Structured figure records
◇ ◇ ◇ ◇ ◇ ◇ ◇

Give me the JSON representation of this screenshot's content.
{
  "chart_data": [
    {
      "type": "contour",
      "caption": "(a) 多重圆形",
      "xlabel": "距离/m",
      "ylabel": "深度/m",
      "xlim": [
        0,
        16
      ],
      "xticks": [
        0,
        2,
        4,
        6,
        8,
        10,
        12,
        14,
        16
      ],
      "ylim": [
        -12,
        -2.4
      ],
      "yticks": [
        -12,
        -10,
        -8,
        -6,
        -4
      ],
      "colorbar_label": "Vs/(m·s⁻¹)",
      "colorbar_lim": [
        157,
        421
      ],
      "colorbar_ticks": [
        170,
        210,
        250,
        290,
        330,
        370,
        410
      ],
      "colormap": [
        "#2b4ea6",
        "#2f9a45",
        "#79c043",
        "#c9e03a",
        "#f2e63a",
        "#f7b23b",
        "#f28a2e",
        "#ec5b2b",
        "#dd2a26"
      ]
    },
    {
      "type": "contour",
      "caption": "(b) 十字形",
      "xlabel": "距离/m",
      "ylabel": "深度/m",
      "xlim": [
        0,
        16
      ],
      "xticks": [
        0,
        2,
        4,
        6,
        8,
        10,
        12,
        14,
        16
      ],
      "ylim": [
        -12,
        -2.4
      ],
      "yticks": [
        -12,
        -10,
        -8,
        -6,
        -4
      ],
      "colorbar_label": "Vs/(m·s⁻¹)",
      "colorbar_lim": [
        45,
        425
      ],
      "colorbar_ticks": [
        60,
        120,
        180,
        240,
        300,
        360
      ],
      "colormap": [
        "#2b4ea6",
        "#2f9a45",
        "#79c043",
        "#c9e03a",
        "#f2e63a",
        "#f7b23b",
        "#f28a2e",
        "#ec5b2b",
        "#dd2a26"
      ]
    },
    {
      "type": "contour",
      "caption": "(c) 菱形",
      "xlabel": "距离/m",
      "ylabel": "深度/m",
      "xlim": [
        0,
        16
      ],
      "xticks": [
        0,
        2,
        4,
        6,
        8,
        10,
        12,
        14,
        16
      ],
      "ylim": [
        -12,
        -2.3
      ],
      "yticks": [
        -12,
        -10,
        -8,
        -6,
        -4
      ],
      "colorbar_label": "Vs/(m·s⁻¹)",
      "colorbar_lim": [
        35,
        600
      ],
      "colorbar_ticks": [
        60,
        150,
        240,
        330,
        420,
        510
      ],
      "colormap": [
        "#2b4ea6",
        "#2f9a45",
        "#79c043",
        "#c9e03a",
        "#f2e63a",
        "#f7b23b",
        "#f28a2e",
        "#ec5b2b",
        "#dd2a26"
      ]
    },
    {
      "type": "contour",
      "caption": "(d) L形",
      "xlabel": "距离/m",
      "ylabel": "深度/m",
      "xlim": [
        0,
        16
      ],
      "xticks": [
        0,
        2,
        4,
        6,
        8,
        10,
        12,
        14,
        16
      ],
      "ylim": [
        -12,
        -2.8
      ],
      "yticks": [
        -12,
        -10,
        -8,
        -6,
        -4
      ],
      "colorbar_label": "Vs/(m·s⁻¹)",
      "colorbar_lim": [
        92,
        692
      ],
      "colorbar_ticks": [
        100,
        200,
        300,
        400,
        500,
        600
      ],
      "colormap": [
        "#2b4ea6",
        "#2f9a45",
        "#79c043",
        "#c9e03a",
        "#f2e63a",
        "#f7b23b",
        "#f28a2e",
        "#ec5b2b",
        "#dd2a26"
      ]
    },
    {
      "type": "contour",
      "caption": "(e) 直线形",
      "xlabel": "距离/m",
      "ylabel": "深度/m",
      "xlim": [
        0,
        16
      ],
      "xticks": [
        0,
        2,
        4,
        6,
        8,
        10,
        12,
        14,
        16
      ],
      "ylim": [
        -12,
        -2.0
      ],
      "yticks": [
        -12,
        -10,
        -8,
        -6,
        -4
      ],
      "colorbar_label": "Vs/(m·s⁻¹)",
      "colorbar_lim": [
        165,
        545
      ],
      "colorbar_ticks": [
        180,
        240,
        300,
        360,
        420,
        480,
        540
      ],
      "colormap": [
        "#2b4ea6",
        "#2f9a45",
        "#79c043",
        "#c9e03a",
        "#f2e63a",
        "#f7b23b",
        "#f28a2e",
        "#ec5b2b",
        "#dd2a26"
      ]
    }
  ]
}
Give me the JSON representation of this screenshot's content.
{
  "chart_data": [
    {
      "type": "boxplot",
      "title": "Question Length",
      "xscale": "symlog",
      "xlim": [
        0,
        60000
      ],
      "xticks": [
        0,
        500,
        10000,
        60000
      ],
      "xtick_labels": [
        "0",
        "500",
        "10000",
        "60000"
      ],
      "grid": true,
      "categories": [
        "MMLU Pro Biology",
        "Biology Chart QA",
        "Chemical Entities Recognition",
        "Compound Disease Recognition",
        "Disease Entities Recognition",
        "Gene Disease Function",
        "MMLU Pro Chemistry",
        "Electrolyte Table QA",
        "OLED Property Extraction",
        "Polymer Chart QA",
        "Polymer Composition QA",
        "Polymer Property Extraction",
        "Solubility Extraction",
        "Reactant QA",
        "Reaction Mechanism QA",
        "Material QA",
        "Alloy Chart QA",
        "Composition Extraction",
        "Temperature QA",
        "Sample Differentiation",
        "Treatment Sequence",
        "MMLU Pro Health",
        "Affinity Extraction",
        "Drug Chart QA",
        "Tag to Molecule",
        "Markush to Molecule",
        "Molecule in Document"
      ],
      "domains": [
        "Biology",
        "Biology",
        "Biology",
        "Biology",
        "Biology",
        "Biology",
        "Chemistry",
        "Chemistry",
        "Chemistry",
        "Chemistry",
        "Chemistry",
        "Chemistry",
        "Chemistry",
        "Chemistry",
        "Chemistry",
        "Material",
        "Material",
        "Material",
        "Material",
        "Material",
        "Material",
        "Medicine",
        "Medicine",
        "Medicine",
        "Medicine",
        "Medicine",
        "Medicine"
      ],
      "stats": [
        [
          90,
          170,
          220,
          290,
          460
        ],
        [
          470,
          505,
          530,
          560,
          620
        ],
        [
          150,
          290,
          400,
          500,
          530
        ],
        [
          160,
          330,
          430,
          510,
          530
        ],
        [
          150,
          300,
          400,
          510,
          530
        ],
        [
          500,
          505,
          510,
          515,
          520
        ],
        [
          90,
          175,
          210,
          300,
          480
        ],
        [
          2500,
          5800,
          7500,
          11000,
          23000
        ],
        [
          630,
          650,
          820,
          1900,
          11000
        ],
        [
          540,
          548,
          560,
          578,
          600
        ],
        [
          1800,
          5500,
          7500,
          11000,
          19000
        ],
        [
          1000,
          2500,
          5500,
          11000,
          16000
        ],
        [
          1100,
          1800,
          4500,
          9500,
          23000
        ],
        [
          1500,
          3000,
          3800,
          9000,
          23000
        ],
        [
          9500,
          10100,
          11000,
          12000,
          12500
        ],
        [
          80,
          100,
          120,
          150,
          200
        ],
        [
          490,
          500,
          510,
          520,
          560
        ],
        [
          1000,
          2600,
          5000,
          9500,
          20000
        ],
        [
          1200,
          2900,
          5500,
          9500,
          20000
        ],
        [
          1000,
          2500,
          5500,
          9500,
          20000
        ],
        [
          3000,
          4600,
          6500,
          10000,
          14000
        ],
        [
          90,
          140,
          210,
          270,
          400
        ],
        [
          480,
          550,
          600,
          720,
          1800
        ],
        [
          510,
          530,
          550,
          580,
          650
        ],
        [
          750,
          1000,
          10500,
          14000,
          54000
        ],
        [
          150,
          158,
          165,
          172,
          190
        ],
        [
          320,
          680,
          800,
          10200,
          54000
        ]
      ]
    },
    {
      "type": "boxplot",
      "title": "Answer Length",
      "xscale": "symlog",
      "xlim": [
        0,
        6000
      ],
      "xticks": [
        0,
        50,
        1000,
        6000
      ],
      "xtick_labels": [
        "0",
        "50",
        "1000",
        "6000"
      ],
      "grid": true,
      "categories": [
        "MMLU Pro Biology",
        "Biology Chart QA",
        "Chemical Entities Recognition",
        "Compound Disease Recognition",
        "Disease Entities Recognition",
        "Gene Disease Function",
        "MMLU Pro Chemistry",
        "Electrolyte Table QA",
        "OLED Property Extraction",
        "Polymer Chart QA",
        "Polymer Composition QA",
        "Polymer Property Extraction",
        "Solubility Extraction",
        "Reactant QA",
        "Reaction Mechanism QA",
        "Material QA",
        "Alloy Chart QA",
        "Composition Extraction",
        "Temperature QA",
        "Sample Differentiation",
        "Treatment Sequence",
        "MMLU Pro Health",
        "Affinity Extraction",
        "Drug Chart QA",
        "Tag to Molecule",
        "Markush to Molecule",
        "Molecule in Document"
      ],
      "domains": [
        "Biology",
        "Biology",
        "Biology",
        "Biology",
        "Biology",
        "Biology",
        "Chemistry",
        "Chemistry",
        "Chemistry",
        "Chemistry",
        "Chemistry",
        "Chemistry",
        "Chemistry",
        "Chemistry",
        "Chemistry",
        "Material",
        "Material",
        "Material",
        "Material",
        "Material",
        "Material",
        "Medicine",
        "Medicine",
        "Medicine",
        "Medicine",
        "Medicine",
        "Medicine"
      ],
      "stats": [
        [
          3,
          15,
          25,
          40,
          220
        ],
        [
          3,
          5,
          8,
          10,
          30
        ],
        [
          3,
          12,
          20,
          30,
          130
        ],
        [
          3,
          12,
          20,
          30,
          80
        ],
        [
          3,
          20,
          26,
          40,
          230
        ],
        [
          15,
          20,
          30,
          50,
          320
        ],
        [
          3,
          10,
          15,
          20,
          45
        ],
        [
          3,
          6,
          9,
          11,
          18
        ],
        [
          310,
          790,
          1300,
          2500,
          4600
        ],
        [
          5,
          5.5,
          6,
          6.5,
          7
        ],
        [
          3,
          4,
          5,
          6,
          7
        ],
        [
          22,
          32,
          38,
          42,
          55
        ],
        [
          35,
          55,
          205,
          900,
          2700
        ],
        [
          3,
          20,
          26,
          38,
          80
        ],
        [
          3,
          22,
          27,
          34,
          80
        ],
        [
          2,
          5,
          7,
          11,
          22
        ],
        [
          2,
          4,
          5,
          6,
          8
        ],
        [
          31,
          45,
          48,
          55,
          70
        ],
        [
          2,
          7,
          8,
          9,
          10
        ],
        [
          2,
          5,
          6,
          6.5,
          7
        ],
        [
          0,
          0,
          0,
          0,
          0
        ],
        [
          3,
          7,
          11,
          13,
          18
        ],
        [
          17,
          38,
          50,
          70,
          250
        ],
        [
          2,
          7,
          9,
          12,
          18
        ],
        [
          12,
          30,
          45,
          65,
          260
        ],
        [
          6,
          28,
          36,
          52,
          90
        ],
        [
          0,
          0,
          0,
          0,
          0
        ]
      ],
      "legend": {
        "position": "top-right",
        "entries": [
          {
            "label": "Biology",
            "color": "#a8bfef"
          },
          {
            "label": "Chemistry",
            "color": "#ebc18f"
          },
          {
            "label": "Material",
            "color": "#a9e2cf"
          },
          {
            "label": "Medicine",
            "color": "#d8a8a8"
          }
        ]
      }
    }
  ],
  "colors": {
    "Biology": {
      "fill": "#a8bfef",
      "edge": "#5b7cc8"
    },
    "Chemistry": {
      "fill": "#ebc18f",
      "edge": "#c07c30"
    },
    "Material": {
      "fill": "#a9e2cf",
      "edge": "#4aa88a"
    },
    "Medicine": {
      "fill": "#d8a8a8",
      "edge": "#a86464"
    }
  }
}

◇ ◇ ◇ ◇ ◇ ◇ ◇

GOAL OF THE EXERCISE
Collect the complete line wherever the string "edge" appears in the records.

EXERCISE OUTPUT
      "edge": "#5b7cc8"
      "edge": "#c07c30"
      "edge": "#4aa88a"
      "edge": "#a86464"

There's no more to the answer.